* Start DATA LINES *
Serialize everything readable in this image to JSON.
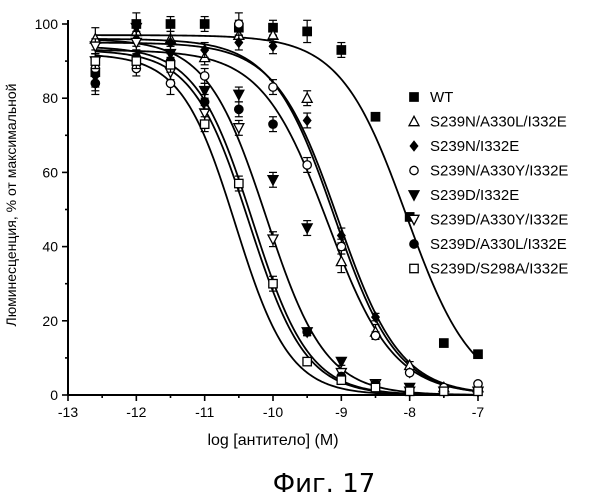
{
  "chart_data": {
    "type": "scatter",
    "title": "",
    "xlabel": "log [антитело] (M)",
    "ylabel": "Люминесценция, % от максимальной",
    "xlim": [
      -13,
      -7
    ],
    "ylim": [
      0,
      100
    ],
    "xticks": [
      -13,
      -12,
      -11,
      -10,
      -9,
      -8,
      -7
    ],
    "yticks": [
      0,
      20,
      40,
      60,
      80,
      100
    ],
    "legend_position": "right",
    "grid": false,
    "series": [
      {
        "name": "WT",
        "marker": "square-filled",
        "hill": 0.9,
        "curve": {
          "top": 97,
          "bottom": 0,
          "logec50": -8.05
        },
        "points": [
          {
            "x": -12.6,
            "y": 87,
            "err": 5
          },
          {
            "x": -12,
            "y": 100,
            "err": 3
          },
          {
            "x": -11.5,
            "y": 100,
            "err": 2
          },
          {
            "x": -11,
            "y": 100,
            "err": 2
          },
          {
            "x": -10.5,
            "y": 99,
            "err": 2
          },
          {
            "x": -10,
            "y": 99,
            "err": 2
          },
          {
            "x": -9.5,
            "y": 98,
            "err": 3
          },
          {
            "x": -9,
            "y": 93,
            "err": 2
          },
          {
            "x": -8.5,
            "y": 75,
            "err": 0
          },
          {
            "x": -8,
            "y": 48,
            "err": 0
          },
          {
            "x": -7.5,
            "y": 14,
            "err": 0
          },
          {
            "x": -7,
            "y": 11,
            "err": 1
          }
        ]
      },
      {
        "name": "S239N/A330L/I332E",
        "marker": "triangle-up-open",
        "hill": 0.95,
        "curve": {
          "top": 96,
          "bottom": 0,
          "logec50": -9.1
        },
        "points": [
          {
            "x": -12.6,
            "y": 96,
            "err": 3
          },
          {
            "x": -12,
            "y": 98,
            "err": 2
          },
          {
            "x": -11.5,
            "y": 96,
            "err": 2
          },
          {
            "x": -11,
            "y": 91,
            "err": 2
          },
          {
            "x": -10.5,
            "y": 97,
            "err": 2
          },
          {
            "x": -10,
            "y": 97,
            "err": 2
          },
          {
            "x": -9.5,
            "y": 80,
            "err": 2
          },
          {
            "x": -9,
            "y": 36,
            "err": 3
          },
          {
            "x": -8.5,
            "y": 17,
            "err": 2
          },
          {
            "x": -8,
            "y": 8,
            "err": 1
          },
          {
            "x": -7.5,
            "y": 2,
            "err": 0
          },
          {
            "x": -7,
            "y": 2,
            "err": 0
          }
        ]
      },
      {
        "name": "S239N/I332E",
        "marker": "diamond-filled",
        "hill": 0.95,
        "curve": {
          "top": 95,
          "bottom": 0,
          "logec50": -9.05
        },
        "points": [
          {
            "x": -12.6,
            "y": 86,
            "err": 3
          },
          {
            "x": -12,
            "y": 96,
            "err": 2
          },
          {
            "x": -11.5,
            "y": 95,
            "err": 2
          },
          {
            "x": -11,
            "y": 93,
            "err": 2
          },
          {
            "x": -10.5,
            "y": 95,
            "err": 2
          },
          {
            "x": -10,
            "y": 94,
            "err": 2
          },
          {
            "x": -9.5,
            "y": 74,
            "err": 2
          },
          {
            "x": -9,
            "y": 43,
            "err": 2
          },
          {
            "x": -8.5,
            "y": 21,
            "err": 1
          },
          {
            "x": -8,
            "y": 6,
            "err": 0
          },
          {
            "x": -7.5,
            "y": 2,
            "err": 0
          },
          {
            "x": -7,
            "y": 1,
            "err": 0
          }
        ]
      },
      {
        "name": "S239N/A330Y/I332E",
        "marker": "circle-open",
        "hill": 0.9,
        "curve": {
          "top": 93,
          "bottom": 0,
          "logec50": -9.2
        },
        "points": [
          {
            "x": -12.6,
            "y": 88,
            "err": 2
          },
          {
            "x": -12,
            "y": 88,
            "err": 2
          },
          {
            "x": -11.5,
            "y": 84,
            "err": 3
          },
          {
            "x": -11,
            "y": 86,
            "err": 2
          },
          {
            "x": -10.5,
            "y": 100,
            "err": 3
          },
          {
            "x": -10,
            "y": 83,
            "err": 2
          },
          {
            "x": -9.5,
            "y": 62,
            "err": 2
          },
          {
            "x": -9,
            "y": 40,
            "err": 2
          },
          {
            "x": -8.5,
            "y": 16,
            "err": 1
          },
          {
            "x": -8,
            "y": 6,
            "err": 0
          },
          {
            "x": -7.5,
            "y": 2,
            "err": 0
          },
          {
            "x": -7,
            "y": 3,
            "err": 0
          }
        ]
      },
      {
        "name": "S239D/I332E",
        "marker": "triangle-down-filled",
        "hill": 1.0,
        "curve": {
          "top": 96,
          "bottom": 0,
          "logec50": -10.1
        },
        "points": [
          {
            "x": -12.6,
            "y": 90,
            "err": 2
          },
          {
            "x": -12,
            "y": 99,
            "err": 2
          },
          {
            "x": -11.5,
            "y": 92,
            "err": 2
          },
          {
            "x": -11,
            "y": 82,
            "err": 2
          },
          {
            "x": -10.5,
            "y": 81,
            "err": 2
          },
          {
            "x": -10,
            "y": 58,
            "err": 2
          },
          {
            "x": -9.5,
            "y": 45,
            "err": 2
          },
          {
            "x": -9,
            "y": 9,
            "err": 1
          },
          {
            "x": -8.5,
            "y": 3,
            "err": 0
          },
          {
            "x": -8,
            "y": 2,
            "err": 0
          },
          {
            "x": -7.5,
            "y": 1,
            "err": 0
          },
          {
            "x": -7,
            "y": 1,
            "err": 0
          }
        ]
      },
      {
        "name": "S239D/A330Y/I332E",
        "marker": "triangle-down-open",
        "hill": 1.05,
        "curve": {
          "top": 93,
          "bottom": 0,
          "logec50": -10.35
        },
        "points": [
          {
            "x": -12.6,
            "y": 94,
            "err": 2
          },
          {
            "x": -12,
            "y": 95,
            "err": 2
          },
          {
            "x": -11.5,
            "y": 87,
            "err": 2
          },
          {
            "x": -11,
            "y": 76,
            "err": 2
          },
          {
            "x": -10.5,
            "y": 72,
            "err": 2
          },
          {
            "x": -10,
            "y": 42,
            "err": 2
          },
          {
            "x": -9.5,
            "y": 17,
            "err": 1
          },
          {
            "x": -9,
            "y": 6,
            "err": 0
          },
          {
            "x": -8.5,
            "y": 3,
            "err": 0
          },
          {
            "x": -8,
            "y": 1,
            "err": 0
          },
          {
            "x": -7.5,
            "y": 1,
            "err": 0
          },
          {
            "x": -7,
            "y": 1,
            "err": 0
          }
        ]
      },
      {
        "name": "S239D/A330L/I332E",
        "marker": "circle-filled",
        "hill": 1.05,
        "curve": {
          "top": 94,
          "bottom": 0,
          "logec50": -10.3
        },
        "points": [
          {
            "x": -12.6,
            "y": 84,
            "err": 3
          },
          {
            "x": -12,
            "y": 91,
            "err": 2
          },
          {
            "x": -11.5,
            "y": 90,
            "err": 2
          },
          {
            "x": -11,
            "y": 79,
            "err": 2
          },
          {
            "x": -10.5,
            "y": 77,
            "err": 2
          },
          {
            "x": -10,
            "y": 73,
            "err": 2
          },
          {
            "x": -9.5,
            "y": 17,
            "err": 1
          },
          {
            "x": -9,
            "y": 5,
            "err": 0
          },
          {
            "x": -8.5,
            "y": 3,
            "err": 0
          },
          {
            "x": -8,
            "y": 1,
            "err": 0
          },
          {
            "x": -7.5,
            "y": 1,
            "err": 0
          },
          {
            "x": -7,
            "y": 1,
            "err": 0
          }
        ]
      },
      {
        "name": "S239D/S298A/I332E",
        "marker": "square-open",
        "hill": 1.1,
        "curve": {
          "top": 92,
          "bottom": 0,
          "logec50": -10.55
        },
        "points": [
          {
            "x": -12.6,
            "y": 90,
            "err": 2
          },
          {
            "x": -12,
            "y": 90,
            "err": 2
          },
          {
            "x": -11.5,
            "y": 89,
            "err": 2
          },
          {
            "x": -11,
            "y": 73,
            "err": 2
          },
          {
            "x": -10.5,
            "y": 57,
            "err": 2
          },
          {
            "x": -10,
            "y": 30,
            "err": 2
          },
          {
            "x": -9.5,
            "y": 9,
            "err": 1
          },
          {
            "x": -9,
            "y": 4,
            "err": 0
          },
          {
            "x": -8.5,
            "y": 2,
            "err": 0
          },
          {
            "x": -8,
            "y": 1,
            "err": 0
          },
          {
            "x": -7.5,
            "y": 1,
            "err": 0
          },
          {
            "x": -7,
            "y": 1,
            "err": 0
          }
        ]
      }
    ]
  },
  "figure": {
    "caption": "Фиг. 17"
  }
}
* End DATA LINES *
→ AIM OF THE EXERCISE
What is the number of lines in the records above that include the word "filled"? Reply with that number and nothing more.

→ REPLY TO THE EXERCISE
4